--- What you need to do ---
Scan the listing below for the word "observations" and state how many lines hold it. Write nothing but the number.

[Dataset records]
********

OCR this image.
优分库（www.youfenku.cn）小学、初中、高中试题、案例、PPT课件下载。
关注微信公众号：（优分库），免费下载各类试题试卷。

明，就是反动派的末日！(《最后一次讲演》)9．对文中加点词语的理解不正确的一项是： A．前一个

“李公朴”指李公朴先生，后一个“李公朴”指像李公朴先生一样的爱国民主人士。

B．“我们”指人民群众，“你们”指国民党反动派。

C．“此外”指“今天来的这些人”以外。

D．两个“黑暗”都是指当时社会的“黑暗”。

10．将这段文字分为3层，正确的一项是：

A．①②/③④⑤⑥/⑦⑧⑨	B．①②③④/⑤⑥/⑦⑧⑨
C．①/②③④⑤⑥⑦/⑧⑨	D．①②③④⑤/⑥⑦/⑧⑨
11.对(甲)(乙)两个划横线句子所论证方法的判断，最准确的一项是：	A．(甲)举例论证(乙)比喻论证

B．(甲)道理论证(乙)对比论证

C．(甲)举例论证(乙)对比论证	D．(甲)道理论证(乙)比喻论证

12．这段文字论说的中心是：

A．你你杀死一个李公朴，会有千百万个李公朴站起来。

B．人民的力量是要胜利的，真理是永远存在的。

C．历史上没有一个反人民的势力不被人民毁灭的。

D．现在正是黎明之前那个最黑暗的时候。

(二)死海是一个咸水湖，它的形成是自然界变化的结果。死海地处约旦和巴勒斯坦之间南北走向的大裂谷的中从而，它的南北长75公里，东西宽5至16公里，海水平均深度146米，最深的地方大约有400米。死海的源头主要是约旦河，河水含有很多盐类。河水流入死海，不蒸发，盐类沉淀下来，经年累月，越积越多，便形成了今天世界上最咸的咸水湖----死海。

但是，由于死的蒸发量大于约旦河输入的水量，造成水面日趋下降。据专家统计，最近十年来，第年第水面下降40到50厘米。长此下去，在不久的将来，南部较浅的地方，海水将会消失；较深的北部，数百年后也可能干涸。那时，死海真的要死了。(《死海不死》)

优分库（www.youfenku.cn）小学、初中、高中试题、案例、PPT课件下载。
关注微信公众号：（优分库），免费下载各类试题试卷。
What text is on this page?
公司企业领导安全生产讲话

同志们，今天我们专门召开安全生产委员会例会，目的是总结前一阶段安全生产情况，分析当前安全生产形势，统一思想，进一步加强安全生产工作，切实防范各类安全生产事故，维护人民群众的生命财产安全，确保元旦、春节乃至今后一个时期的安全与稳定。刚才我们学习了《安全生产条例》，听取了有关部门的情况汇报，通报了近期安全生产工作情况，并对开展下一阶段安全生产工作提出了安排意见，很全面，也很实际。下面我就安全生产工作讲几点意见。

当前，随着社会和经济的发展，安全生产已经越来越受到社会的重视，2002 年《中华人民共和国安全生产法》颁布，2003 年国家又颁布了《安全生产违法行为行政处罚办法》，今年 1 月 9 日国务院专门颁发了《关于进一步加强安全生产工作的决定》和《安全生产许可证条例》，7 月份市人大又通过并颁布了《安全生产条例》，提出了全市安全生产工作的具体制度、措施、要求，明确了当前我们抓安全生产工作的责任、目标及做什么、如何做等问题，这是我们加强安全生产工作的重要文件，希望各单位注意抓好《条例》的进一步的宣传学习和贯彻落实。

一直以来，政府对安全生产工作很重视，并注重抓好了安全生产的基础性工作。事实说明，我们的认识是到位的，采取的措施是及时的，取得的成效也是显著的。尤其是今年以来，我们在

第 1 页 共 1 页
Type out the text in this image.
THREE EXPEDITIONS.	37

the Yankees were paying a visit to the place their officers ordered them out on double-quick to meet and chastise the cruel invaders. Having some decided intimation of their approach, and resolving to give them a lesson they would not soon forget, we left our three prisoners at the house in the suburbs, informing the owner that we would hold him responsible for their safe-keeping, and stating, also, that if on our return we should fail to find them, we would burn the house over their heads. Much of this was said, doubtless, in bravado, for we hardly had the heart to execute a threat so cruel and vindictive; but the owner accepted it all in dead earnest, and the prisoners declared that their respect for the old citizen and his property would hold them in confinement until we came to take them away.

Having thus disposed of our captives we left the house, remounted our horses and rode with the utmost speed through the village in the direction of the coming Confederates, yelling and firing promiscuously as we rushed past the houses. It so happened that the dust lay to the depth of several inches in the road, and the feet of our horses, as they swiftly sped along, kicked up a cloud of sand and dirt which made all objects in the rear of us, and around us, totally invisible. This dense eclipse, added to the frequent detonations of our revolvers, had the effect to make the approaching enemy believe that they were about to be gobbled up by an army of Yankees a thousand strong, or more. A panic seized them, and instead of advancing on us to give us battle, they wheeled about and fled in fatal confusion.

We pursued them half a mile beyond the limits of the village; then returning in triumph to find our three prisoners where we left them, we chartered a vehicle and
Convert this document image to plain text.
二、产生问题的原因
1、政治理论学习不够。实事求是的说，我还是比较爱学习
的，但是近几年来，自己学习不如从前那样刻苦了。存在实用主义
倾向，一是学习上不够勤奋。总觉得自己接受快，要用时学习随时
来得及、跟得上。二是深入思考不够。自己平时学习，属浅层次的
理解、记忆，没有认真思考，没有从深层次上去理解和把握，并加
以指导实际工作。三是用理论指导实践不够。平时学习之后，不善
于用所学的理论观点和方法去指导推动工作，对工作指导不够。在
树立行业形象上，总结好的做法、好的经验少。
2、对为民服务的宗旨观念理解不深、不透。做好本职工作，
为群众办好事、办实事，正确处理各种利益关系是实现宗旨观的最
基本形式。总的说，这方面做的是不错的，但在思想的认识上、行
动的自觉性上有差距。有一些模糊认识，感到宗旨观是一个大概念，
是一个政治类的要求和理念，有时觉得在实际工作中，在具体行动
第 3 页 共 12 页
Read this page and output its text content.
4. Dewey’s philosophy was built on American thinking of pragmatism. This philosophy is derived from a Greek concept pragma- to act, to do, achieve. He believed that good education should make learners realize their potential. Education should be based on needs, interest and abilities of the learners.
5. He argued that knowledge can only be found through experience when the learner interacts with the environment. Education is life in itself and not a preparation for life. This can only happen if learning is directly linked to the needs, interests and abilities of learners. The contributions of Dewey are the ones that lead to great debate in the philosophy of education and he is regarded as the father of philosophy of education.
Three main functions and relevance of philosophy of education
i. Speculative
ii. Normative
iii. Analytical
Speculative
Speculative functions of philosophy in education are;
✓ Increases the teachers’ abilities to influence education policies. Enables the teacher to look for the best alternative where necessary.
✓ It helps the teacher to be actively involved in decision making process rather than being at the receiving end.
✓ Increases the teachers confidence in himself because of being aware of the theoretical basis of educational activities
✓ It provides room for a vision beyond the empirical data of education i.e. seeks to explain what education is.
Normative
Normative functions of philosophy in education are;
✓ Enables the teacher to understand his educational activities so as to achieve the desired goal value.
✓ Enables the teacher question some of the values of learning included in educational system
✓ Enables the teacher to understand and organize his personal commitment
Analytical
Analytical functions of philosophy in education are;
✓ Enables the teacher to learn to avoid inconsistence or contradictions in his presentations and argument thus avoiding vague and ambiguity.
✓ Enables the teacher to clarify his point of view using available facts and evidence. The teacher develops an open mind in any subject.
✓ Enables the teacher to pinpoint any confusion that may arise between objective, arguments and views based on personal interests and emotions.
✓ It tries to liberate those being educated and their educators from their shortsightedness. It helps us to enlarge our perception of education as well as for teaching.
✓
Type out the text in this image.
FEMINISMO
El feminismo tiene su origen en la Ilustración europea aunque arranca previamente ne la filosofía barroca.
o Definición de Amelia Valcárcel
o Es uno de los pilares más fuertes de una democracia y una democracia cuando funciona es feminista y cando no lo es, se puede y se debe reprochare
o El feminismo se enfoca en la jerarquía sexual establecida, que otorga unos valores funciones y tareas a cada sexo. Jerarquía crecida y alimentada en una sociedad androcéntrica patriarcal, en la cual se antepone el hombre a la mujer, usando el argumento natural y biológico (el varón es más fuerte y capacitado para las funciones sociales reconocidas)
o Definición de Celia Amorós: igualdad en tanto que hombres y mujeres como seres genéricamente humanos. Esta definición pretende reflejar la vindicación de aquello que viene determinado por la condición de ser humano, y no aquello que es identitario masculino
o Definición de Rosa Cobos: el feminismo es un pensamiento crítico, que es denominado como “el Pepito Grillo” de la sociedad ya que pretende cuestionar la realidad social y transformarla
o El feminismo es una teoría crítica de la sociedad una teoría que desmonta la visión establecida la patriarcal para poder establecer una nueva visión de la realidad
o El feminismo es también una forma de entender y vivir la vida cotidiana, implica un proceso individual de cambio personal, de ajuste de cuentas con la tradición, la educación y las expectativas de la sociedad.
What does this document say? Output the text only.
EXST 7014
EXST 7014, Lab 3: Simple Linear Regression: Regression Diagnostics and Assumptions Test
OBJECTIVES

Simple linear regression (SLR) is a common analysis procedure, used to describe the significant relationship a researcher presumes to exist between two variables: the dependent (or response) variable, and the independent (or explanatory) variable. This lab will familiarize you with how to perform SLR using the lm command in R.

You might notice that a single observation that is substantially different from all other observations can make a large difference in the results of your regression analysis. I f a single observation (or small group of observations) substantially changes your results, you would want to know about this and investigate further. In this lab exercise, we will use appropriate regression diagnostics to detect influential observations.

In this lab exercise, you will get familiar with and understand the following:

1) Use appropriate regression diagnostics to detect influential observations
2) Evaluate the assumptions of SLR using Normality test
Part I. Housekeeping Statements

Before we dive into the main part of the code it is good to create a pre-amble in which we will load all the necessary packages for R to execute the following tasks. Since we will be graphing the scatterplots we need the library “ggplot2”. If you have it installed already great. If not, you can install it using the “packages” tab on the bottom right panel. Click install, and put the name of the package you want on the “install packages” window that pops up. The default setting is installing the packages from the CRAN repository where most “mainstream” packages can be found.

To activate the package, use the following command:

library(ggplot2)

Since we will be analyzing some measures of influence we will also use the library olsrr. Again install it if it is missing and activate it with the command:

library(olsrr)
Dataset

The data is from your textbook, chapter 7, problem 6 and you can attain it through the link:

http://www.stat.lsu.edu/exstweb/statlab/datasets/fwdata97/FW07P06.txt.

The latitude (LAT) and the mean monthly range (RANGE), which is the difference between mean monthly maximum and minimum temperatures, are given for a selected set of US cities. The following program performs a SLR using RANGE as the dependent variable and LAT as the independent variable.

********

--- The result ---
2